Stored items from a collection
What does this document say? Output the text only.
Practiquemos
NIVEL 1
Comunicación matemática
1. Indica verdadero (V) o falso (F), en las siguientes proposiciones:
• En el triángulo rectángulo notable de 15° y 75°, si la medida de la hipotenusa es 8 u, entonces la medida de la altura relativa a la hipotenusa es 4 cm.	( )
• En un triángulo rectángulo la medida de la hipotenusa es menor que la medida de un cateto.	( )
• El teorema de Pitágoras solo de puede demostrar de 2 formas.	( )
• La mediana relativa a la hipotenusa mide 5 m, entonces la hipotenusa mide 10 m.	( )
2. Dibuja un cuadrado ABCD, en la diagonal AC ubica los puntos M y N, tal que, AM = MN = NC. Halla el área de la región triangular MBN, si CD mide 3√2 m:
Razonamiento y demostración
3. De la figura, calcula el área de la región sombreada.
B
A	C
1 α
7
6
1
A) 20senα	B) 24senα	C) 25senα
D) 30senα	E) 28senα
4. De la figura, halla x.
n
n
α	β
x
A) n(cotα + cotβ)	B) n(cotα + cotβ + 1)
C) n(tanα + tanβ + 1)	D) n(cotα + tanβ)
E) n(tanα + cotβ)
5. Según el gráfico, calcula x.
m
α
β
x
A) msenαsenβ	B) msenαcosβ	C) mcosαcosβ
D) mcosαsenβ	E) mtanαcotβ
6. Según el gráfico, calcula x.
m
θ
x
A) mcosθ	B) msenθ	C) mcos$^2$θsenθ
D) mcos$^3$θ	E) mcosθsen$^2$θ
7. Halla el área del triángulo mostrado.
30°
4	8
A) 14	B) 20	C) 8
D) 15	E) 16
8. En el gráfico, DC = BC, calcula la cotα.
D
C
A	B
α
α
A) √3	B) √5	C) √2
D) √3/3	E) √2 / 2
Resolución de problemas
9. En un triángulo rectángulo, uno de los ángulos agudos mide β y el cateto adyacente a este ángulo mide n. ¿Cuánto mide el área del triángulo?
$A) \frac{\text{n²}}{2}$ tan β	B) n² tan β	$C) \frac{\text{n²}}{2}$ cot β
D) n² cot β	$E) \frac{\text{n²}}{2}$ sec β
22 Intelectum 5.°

-- EXERCISE AIM --
Only lines with the word "Según" should be collected from the material.

-- REPLY --
5. Según el gráfico, calcula x.
6. Según el gráfico, calcula x.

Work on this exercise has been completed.